_PROMPT_:
Reproduce every line of the records below without any changes, but leave the pictures out.

_EXERCISE MATERIALS_:
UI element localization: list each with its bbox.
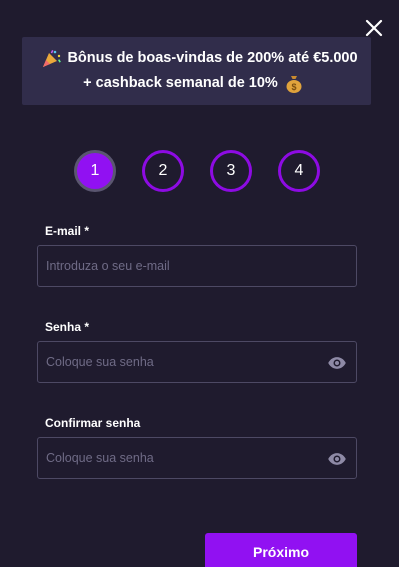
step-2: 2 [142,150,184,192]
step-1: 1 [74,150,116,192]
confirm-password-label: Confirmar senha [45,416,141,430]
money-bag-icon: $ [284,74,304,94]
step-1-label: 1 [90,162,100,179]
svg-text:$: $ [291,82,296,92]
email-field[interactable] [38,246,356,286]
banner-line-2-text: + cashback semanal de 10% [83,75,278,91]
step-4-label: 4 [294,162,304,179]
banner-line-2: + cashback semanal de 10% $ [83,71,310,96]
email-field-wrapper [37,245,357,287]
confirm-password-field[interactable] [38,438,356,478]
step-3: 3 [210,150,252,192]
password-field[interactable] [38,342,356,382]
registration-modal: Bônus de boas-vindas de 200% até €5.000 … [0,0,399,567]
password-field-wrapper [37,341,357,383]
eye-icon [328,453,346,465]
welcome-bonus-banner: Bônus de boas-vindas de 200% até €5.000 … [22,37,371,105]
banner-line-1-text: Bônus de boas-vindas de 200% até €5.000 [67,50,358,66]
confirm-password-field-wrapper [37,437,357,479]
party-popper-icon [41,49,62,69]
email-label: E-mail * [45,224,90,238]
step-2-label: 2 [158,162,168,179]
step-4: 4 [278,150,320,192]
password-label: Senha * [45,320,90,334]
next-button[interactable]: Próximo [205,533,357,567]
banner-line-1: Bônus de boas-vindas de 200% até €5.000 [35,46,358,71]
show-password-toggle[interactable] [327,353,347,373]
step-indicator: 1 2 3 4 [0,150,399,192]
eye-icon [328,357,346,369]
show-confirm-password-toggle[interactable] [327,449,347,469]
step-3-label: 3 [226,162,236,179]
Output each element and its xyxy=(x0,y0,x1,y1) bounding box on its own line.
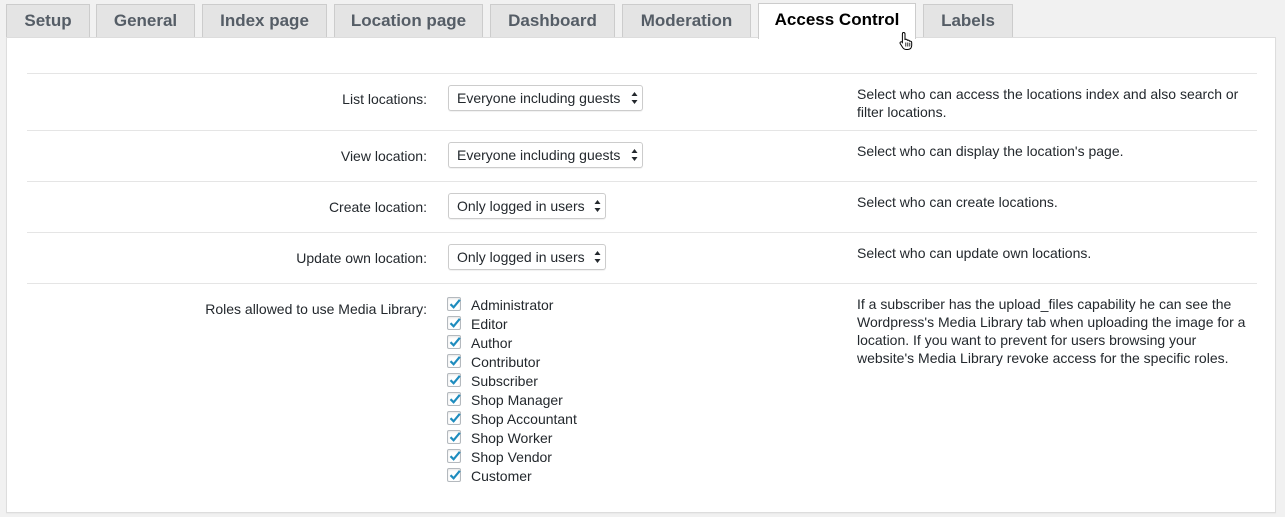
list-locations-value: Everyone including guests xyxy=(457,90,621,106)
updown-arrows-icon xyxy=(594,200,601,212)
role-shop-vendor-checkbox[interactable] xyxy=(447,449,461,463)
tab-labels[interactable]: Labels xyxy=(923,4,1013,37)
media-library-row: Roles allowed to use Media Library: Admi… xyxy=(27,283,1257,504)
update-own-location-row: Update own location: Only logged in user… xyxy=(27,232,1257,284)
tab-general[interactable]: General xyxy=(96,4,195,37)
checkmark-icon xyxy=(449,318,461,328)
role-shop-worker-checkbox[interactable] xyxy=(447,430,461,444)
role-customer-checkbox[interactable] xyxy=(447,468,461,482)
tab-setup[interactable]: Setup xyxy=(6,4,90,37)
updown-arrows-icon xyxy=(631,92,638,104)
role-shop-manager-label: Shop Manager xyxy=(471,392,563,408)
checkmark-icon xyxy=(449,337,461,347)
checkmark-icon xyxy=(449,356,461,366)
checkmark-icon xyxy=(449,299,461,309)
updown-arrows-icon xyxy=(631,149,638,161)
create-location-label: Create location: xyxy=(328,199,427,215)
settings-tabs: Setup General Index page Location page D… xyxy=(0,0,1285,39)
list-locations-label: List locations: xyxy=(342,91,427,107)
role-author-label: Author xyxy=(471,335,513,351)
update-own-location-label: Update own location: xyxy=(296,250,427,266)
role-customer-label: Customer xyxy=(471,468,532,484)
checkmark-icon xyxy=(449,470,461,480)
create-location-select[interactable]: Only logged in users xyxy=(448,193,606,219)
updown-arrows-icon xyxy=(594,251,601,263)
tab-index-page[interactable]: Index page xyxy=(202,4,327,37)
role-editor-checkbox[interactable] xyxy=(447,316,461,330)
update-own-location-description: Select who can update own locations. xyxy=(857,245,1092,261)
role-subscriber-checkbox[interactable] xyxy=(447,373,461,387)
list-locations-description: Select who can access the locations inde… xyxy=(857,86,1239,120)
checkmark-icon xyxy=(449,394,461,404)
role-administrator-checkbox[interactable] xyxy=(447,297,461,311)
checkmark-icon xyxy=(449,451,461,461)
list-locations-select[interactable]: Everyone including guests xyxy=(448,85,643,111)
create-location-row: Create location: Only logged in users Se… xyxy=(27,181,1257,233)
role-shop-vendor-label: Shop Vendor xyxy=(471,449,552,465)
update-own-location-select[interactable]: Only logged in users xyxy=(448,244,606,270)
checkmark-icon xyxy=(449,432,461,442)
role-shop-accountant-checkbox[interactable] xyxy=(447,411,461,425)
checkmark-icon xyxy=(449,375,461,385)
role-shop-worker-label: Shop Worker xyxy=(471,430,553,446)
update-own-location-value: Only logged in users xyxy=(457,249,585,265)
tab-moderation[interactable]: Moderation xyxy=(622,4,751,37)
role-editor-label: Editor xyxy=(471,316,508,332)
tab-access-control[interactable]: Access Control xyxy=(758,3,916,39)
view-location-value: Everyone including guests xyxy=(457,147,621,163)
role-contributor-checkbox[interactable] xyxy=(447,354,461,368)
view-location-label: View location: xyxy=(340,148,427,164)
view-location-select[interactable]: Everyone including guests xyxy=(448,142,643,168)
hand-pointer-icon xyxy=(899,31,913,50)
create-location-value: Only logged in users xyxy=(457,198,585,214)
access-control-panel: List locations: Everyone including guest… xyxy=(6,37,1276,513)
media-library-label: Roles allowed to use Media Library: xyxy=(205,301,427,317)
role-contributor-label: Contributor xyxy=(471,354,541,370)
role-subscriber-label: Subscriber xyxy=(471,373,538,389)
role-shop-manager-checkbox[interactable] xyxy=(447,392,461,406)
media-library-description: If a subscriber has the upload_files cap… xyxy=(857,296,1246,366)
role-administrator-label: Administrator xyxy=(471,297,554,313)
role-author-checkbox[interactable] xyxy=(447,335,461,349)
tab-dashboard[interactable]: Dashboard xyxy=(490,4,615,37)
view-location-description: Select who can display the location's pa… xyxy=(857,143,1124,159)
view-location-row: View location: Everyone including guests… xyxy=(27,130,1257,182)
role-shop-accountant-label: Shop Accountant xyxy=(471,411,577,427)
create-location-description: Select who can create locations. xyxy=(857,194,1058,210)
checkmark-icon xyxy=(449,413,461,423)
tab-location-page[interactable]: Location page xyxy=(334,4,483,37)
list-locations-row: List locations: Everyone including guest… xyxy=(27,73,1257,131)
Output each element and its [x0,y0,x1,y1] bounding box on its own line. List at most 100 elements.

_EXPECTED OUTPUT_:
UI element localization: list each with its bbox.
step-2: 2 [142,150,184,192]
step-1: 1 [74,150,116,192]
confirm-password-label: Confirmar senha [45,416,141,430]
money-bag-icon: $ [284,74,304,94]
step-1-label: 1 [90,162,100,179]
svg-text:$: $ [291,82,296,92]
email-field[interactable] [38,246,356,286]
banner-line-2-text: + cashback semanal de 10% [83,75,278,91]
step-4-label: 4 [294,162,304,179]
banner-line-2: + cashback semanal de 10% $ [83,71,310,96]
email-field-wrapper [37,245,357,287]
confirm-password-field[interactable] [38,438,356,478]
step-3: 3 [210,150,252,192]
password-field[interactable] [38,342,356,382]
registration-modal: Bônus de boas-vindas de 200% até €5.000 … [0,0,399,567]
password-field-wrapper [37,341,357,383]
eye-icon [328,453,346,465]
welcome-bonus-banner: Bônus de boas-vindas de 200% até €5.000 … [22,37,371,105]
banner-line-1-text: Bônus de boas-vindas de 200% até €5.000 [67,50,358,66]
confirm-password-field-wrapper [37,437,357,479]
party-popper-icon [41,49,62,69]
email-label: E-mail * [45,224,90,238]
step-2-label: 2 [158,162,168,179]
step-4: 4 [278,150,320,192]
password-label: Senha * [45,320,90,334]
next-button[interactable]: Próximo [205,533,357,567]
banner-line-1: Bônus de boas-vindas de 200% até €5.000 [35,46,358,71]
show-password-toggle[interactable] [327,353,347,373]
step-indicator: 1 2 3 4 [0,150,399,192]
eye-icon [328,357,346,369]
show-confirm-password-toggle[interactable] [327,449,347,469]
step-3-label: 3 [226,162,236,179]
Output each element and its xyxy=(x0,y0,x1,y1) bounding box on its own line.
list-locations-value: Everyone including guests xyxy=(457,90,621,106)
updown-arrows-icon xyxy=(594,200,601,212)
role-shop-vendor-checkbox[interactable] xyxy=(447,449,461,463)
tab-labels[interactable]: Labels xyxy=(923,4,1013,37)
media-library-row: Roles allowed to use Media Library: Admi… xyxy=(27,283,1257,504)
update-own-location-row: Update own location: Only logged in user… xyxy=(27,232,1257,284)
tab-general[interactable]: General xyxy=(96,4,195,37)
checkmark-icon xyxy=(449,318,461,328)
role-shop-worker-checkbox[interactable] xyxy=(447,430,461,444)
role-customer-checkbox[interactable] xyxy=(447,468,461,482)
tab-setup[interactable]: Setup xyxy=(6,4,90,37)
updown-arrows-icon xyxy=(631,92,638,104)
role-shop-manager-label: Shop Manager xyxy=(471,392,563,408)
checkmark-icon xyxy=(449,337,461,347)
checkmark-icon xyxy=(449,356,461,366)
checkmark-icon xyxy=(449,299,461,309)
updown-arrows-icon xyxy=(631,149,638,161)
create-location-label: Create location: xyxy=(328,199,427,215)
settings-tabs: Setup General Index page Location page D… xyxy=(0,0,1285,39)
list-locations-label: List locations: xyxy=(342,91,427,107)
role-author-label: Author xyxy=(471,335,513,351)
update-own-location-label: Update own location: xyxy=(296,250,427,266)
role-customer-label: Customer xyxy=(471,468,532,484)
checkmark-icon xyxy=(449,470,461,480)
create-location-select[interactable]: Only logged in users xyxy=(448,193,606,219)
updown-arrows-icon xyxy=(594,251,601,263)
tab-index-page[interactable]: Index page xyxy=(202,4,327,37)
role-editor-checkbox[interactable] xyxy=(447,316,461,330)
update-own-location-description: Select who can update own locations. xyxy=(857,245,1092,261)
role-subscriber-checkbox[interactable] xyxy=(447,373,461,387)
list-locations-description: Select who can access the locations inde… xyxy=(857,86,1239,120)
checkmark-icon xyxy=(449,394,461,404)
role-administrator-checkbox[interactable] xyxy=(447,297,461,311)
checkmark-icon xyxy=(449,451,461,461)
list-locations-select[interactable]: Everyone including guests xyxy=(448,85,643,111)
create-location-row: Create location: Only logged in users Se… xyxy=(27,181,1257,233)
role-shop-vendor-label: Shop Vendor xyxy=(471,449,552,465)
update-own-location-select[interactable]: Only logged in users xyxy=(448,244,606,270)
checkmark-icon xyxy=(449,432,461,442)
role-shop-accountant-checkbox[interactable] xyxy=(447,411,461,425)
checkmark-icon xyxy=(449,375,461,385)
role-shop-worker-label: Shop Worker xyxy=(471,430,553,446)
update-own-location-value: Only logged in users xyxy=(457,249,585,265)
tab-moderation[interactable]: Moderation xyxy=(622,4,751,37)
role-editor-label: Editor xyxy=(471,316,508,332)
tab-access-control[interactable]: Access Control xyxy=(758,3,916,39)
view-location-value: Everyone including guests xyxy=(457,147,621,163)
role-contributor-checkbox[interactable] xyxy=(447,354,461,368)
view-location-label: View location: xyxy=(340,148,427,164)
view-location-select[interactable]: Everyone including guests xyxy=(448,142,643,168)
hand-pointer-icon xyxy=(899,31,913,50)
create-location-value: Only logged in users xyxy=(457,198,585,214)
access-control-panel: List locations: Everyone including guest… xyxy=(6,37,1276,513)
media-library-label: Roles allowed to use Media Library: xyxy=(205,301,427,317)
role-contributor-label: Contributor xyxy=(471,354,541,370)
role-subscriber-label: Subscriber xyxy=(471,373,538,389)
role-shop-manager-checkbox[interactable] xyxy=(447,392,461,406)
media-library-description: If a subscriber has the upload_files cap… xyxy=(857,296,1246,366)
role-administrator-label: Administrator xyxy=(471,297,554,313)
role-author-checkbox[interactable] xyxy=(447,335,461,349)
tab-dashboard[interactable]: Dashboard xyxy=(490,4,615,37)
view-location-description: Select who can display the location's pa… xyxy=(857,143,1124,159)
view-location-row: View location: Everyone including guests… xyxy=(27,130,1257,182)
role-shop-accountant-label: Shop Accountant xyxy=(471,411,577,427)
create-location-description: Select who can create locations. xyxy=(857,194,1058,210)
checkmark-icon xyxy=(449,413,461,423)
tab-location-page[interactable]: Location page xyxy=(334,4,483,37)
list-locations-row: List locations: Everyone including guest… xyxy=(27,73,1257,131)
Output each element and its [x0,y0,x1,y1] bounding box on its own line. List at most 100 elements.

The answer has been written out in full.